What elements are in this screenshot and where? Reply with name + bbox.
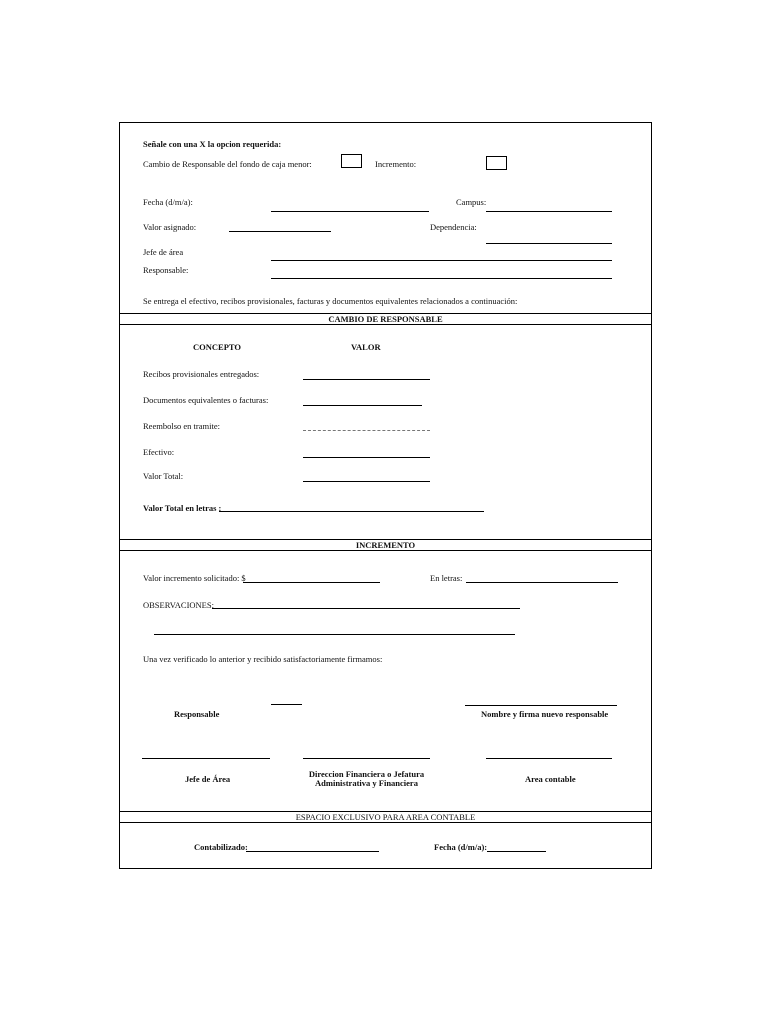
en-letras-field[interactable]: [466, 582, 618, 583]
sig-direccion-line2: Administrativa y Financiera: [315, 778, 418, 788]
sig-responsable-label: Responsable: [174, 709, 220, 719]
valor-letras-label: Valor Total en letras :: [143, 503, 222, 513]
incremento-section-title: INCREMENTO: [355, 540, 416, 550]
valor-letras-field[interactable]: [219, 511, 484, 512]
campus-field[interactable]: [486, 211, 612, 212]
sig-area-contable-label: Area contable: [525, 774, 576, 784]
direccion-signature-line[interactable]: [303, 758, 430, 759]
cambio-section-header: [119, 313, 652, 325]
efectivo-label: Efectivo:: [143, 447, 175, 457]
nuevo-responsable-signature-line[interactable]: [465, 705, 617, 706]
reembolso-label: Reembolso en tramite:: [143, 421, 220, 431]
jefe-area-signature-line[interactable]: [142, 758, 270, 759]
sig-nuevo-responsable-label: Nombre y firma nuevo responsable: [481, 709, 609, 719]
incremento-checkbox[interactable]: [486, 156, 507, 170]
contable-section-header: [119, 811, 652, 823]
firmamos-note: Una vez verificado lo anterior y recibido satisfactoriamente firmamos:: [143, 654, 383, 664]
form-frame: [119, 122, 652, 869]
documentos-label: Documentos equivalentes o facturas:: [143, 395, 269, 405]
entrega-note: Se entrega el efectivo, recibos provisionales, facturas y documentos equivalentes relacionados a continuación:: [143, 296, 518, 306]
fecha-field[interactable]: [271, 211, 429, 212]
valor-solicitado-field[interactable]: [243, 582, 380, 583]
dependencia-label: Dependencia:: [430, 222, 477, 232]
campus-label: Campus:: [456, 197, 487, 207]
valor-total-label: Valor Total:: [143, 471, 184, 481]
responsable-label: Responsable:: [143, 265, 189, 275]
jefe-area-label: Jefe de área: [143, 247, 184, 257]
instruction-text: Señale con una X la opcion requerida:: [143, 139, 282, 149]
valor-asignado-field[interactable]: [229, 231, 331, 232]
en-letras-label: En letras:: [430, 573, 463, 583]
cambio-checkbox[interactable]: [341, 154, 362, 168]
fecha-label: Fecha (d/m/a):: [143, 197, 193, 207]
reembolso-field[interactable]: [303, 430, 430, 431]
observaciones-label: OBSERVACIONES:: [143, 600, 214, 610]
contabilizado-field[interactable]: [246, 851, 379, 852]
valor-header: VALOR: [351, 342, 381, 352]
recibos-field[interactable]: [303, 379, 430, 380]
responsable-field[interactable]: [271, 278, 612, 279]
efectivo-field[interactable]: [303, 457, 430, 458]
responsable-signature-line[interactable]: [271, 704, 302, 705]
dependencia-field[interactable]: [486, 243, 612, 244]
contable-fecha-field[interactable]: [487, 851, 546, 852]
valor-asignado-label: Valor asignado:: [143, 222, 197, 232]
observaciones-field-2[interactable]: [154, 634, 515, 635]
valor-solicitado-label: Valor incremento solicitado: $: [143, 573, 246, 583]
sig-direccion-line1: Direccion Financiera o Jefatura: [308, 769, 425, 779]
valor-total-field[interactable]: [303, 481, 430, 482]
contable-section-title: ESPACIO EXCLUSIVO PARA AREA CONTABLE: [295, 812, 476, 822]
contabilizado-label: Contabilizado:: [194, 842, 248, 852]
documentos-field[interactable]: [303, 405, 422, 406]
area-contable-signature-line[interactable]: [486, 758, 612, 759]
cambio-section-title: CAMBIO DE RESPONSABLE: [328, 314, 443, 324]
recibos-label: Recibos provisionales entregados:: [143, 369, 260, 379]
jefe-area-field[interactable]: [271, 260, 612, 261]
observaciones-field-1[interactable]: [212, 608, 520, 609]
sig-jefe-area-label: Jefe de Área: [185, 774, 231, 784]
cambio-option-label: Cambio de Responsable del fondo de caja menor:: [143, 159, 312, 169]
contable-fecha-label: Fecha (d/m/a):: [434, 842, 488, 852]
incremento-option-label: Incremento:: [375, 159, 417, 169]
concepto-header: CONCEPTO: [193, 342, 242, 352]
incremento-section-header: [119, 539, 652, 551]
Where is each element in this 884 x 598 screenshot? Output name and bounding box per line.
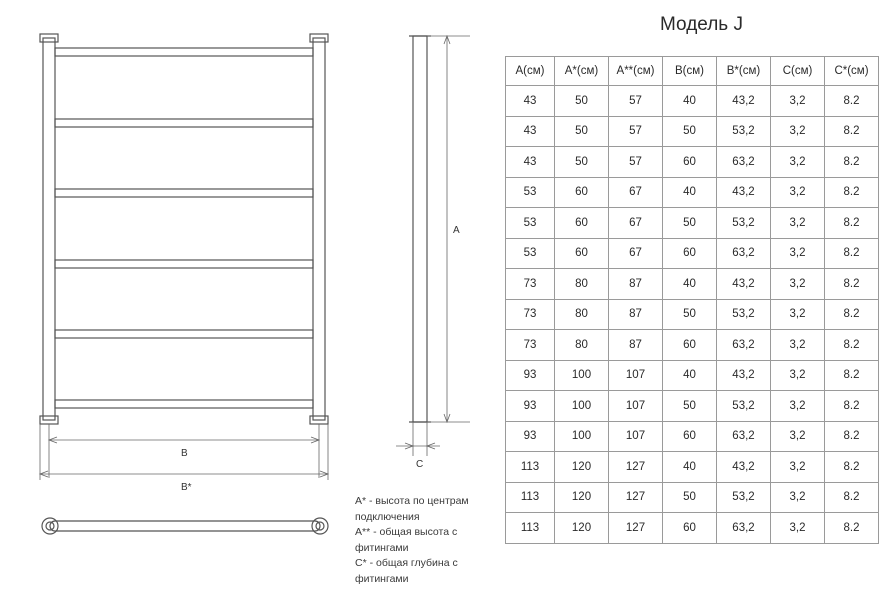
- table-cell: 40: [663, 269, 717, 300]
- table-cell: 8.2: [825, 360, 879, 391]
- table-cell: 120: [555, 482, 609, 513]
- table-cell: 8.2: [825, 116, 879, 147]
- side-view: [409, 36, 431, 422]
- table-cell: 60: [663, 513, 717, 544]
- table-row: [506, 452, 879, 483]
- header-cell: A(см): [506, 57, 555, 86]
- dimension-b-star-label: B*: [181, 482, 192, 493]
- header-cell: A*(см): [555, 57, 609, 86]
- table-cell: 53,2: [717, 482, 771, 513]
- table-cell: 53,2: [717, 299, 771, 330]
- table-cell: 60: [555, 208, 609, 239]
- table-cell: 100: [555, 360, 609, 391]
- table-cell: 3,2: [771, 391, 825, 422]
- header-cell: B(см): [663, 57, 717, 86]
- table-cell: 43: [506, 86, 555, 117]
- table-cell: 107: [609, 391, 663, 422]
- dimension-c-label: C: [416, 459, 424, 470]
- table-cell: 8.2: [825, 330, 879, 361]
- table-row: [506, 269, 879, 300]
- table-cell: 8.2: [825, 391, 879, 422]
- table-cell: 107: [609, 360, 663, 391]
- table-row: [506, 147, 879, 178]
- table-cell: 53: [506, 208, 555, 239]
- table-cell: 8.2: [825, 147, 879, 178]
- table-cell: 53,2: [717, 391, 771, 422]
- table-cell: 113: [506, 482, 555, 513]
- table-row: [506, 299, 879, 330]
- table-cell: 50: [663, 482, 717, 513]
- table-cell: 73: [506, 269, 555, 300]
- table-cell: 63,2: [717, 238, 771, 269]
- table-cell: 3,2: [771, 299, 825, 330]
- table-row: [506, 86, 879, 117]
- table-cell: 87: [609, 299, 663, 330]
- header-row: [506, 57, 879, 86]
- table-cell: 63,2: [717, 513, 771, 544]
- table-cell: 53,2: [717, 116, 771, 147]
- rung-3: [55, 189, 313, 197]
- table-cell: 60: [663, 238, 717, 269]
- header-cell: C(см): [771, 57, 825, 86]
- table-row: [506, 330, 879, 361]
- right-upright: [313, 38, 325, 420]
- table-cell: 80: [555, 330, 609, 361]
- front-view: [40, 34, 328, 424]
- table-cell: 50: [555, 147, 609, 178]
- note-line: C* - общая глубина с: [355, 557, 458, 569]
- table-row: [506, 238, 879, 269]
- table-cell: 8.2: [825, 482, 879, 513]
- table-cell: 43,2: [717, 269, 771, 300]
- left-upright: [43, 38, 55, 420]
- table-cell: 67: [609, 238, 663, 269]
- table-cell: 8.2: [825, 269, 879, 300]
- table-cell: 3,2: [771, 116, 825, 147]
- table-cell: 50: [663, 208, 717, 239]
- table-cell: 8.2: [825, 86, 879, 117]
- table-cell: 50: [663, 116, 717, 147]
- table-cell: 8.2: [825, 177, 879, 208]
- note-line: A* - высота по центрам: [355, 495, 469, 507]
- table-cell: 43,2: [717, 177, 771, 208]
- table-cell: 127: [609, 482, 663, 513]
- dimension-b-label: B: [181, 448, 188, 459]
- rung-2: [55, 119, 313, 127]
- table-cell: 50: [555, 86, 609, 117]
- note-line: фитингами: [355, 572, 409, 585]
- spec-table: [505, 56, 879, 544]
- table-cell: 43,2: [717, 86, 771, 117]
- table-cell: 87: [609, 330, 663, 361]
- header-cell: C*(см): [825, 57, 879, 86]
- table-cell: 57: [609, 147, 663, 178]
- table-cell: 8.2: [825, 452, 879, 483]
- table-cell: 3,2: [771, 421, 825, 452]
- table-cell: 8.2: [825, 513, 879, 544]
- table-cell: 3,2: [771, 238, 825, 269]
- table-cell: 63,2: [717, 147, 771, 178]
- table-row: [506, 208, 879, 239]
- table-cell: 43,2: [717, 360, 771, 391]
- table-cell: 63,2: [717, 330, 771, 361]
- table-cell: 3,2: [771, 360, 825, 391]
- table-cell: 50: [555, 116, 609, 147]
- notes: [355, 494, 515, 587]
- table-row: [506, 513, 879, 544]
- dimension-a-label: A: [453, 225, 460, 236]
- table-cell: 63,2: [717, 421, 771, 452]
- table-cell: 3,2: [771, 330, 825, 361]
- table-cell: 40: [663, 452, 717, 483]
- table-cell: 120: [555, 452, 609, 483]
- table-cell: 3,2: [771, 452, 825, 483]
- table-cell: 80: [555, 299, 609, 330]
- table-cell: 87: [609, 269, 663, 300]
- table-cell: 43: [506, 116, 555, 147]
- table-cell: 113: [506, 452, 555, 483]
- table-cell: 50: [663, 391, 717, 422]
- rung-1: [55, 48, 313, 56]
- header-cell: A**(см): [609, 57, 663, 86]
- table-cell: 80: [555, 269, 609, 300]
- table-cell: 57: [609, 86, 663, 117]
- table-cell: 3,2: [771, 269, 825, 300]
- note-line: фитингами: [355, 541, 409, 554]
- header-cell: B*(см): [717, 57, 771, 86]
- table-cell: 8.2: [825, 421, 879, 452]
- table-cell: 50: [663, 299, 717, 330]
- note-line: подключения: [355, 510, 420, 523]
- table-cell: 93: [506, 421, 555, 452]
- table-cell: 120: [555, 513, 609, 544]
- note-line: A** - общая высота с: [355, 526, 458, 538]
- table-cell: 100: [555, 421, 609, 452]
- table-cell: 3,2: [771, 177, 825, 208]
- rung-5: [55, 330, 313, 338]
- table-cell: 3,2: [771, 482, 825, 513]
- table-row: [506, 421, 879, 452]
- table-cell: 107: [609, 421, 663, 452]
- rung-6: [55, 400, 313, 408]
- table-cell: 60: [663, 421, 717, 452]
- rung-4: [55, 260, 313, 268]
- table-cell: 93: [506, 391, 555, 422]
- table-cell: 127: [609, 513, 663, 544]
- table-row: [506, 177, 879, 208]
- top-view-bar: [50, 521, 320, 531]
- table-row: [506, 482, 879, 513]
- table-cell: 40: [663, 177, 717, 208]
- table-row: [506, 360, 879, 391]
- table-cell: 53: [506, 177, 555, 208]
- table-cell: 73: [506, 299, 555, 330]
- table-cell: 3,2: [771, 86, 825, 117]
- table-cell: 60: [555, 177, 609, 208]
- table-cell: 40: [663, 86, 717, 117]
- height-dimension: [396, 36, 470, 456]
- table-cell: 43: [506, 147, 555, 178]
- table-cell: 57: [609, 116, 663, 147]
- top-view: [42, 518, 328, 534]
- table-cell: 3,2: [771, 513, 825, 544]
- table-cell: 127: [609, 452, 663, 483]
- table-cell: 113: [506, 513, 555, 544]
- table-cell: 8.2: [825, 208, 879, 239]
- table-cell: 3,2: [771, 208, 825, 239]
- table-cell: 67: [609, 177, 663, 208]
- table-cell: 8.2: [825, 299, 879, 330]
- table-cell: 8.2: [825, 238, 879, 269]
- table-cell: 100: [555, 391, 609, 422]
- table-cell: 43,2: [717, 452, 771, 483]
- table-cell: 73: [506, 330, 555, 361]
- table-cell: 40: [663, 360, 717, 391]
- model-title: Модель J: [660, 14, 743, 35]
- table-cell: 60: [663, 147, 717, 178]
- table-cell: 53: [506, 238, 555, 269]
- table-row: [506, 116, 879, 147]
- table-cell: 53,2: [717, 208, 771, 239]
- table-cell: 67: [609, 208, 663, 239]
- table-cell: 60: [663, 330, 717, 361]
- table-cell: 93: [506, 360, 555, 391]
- table-row: [506, 391, 879, 422]
- table-cell: 60: [555, 238, 609, 269]
- side-upright: [413, 36, 427, 422]
- table-cell: 3,2: [771, 147, 825, 178]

WHAT YOU WILL DO: Retype the material from the line containing "en-letras-field[interactable]: [466, 582, 618, 583]" through the line containing "valor-letras-label: Valor Total", both ends included.

WRITTEN ANSWER:
en-letras-field[interactable]: [466, 582, 618, 583]
sig-direccion-line2: Administrativa y Financiera: [315, 778, 418, 788]
sig-responsable-label: Responsable: [174, 709, 220, 719]
valor-letras-label: Valor Total en letras :: [143, 503, 222, 513]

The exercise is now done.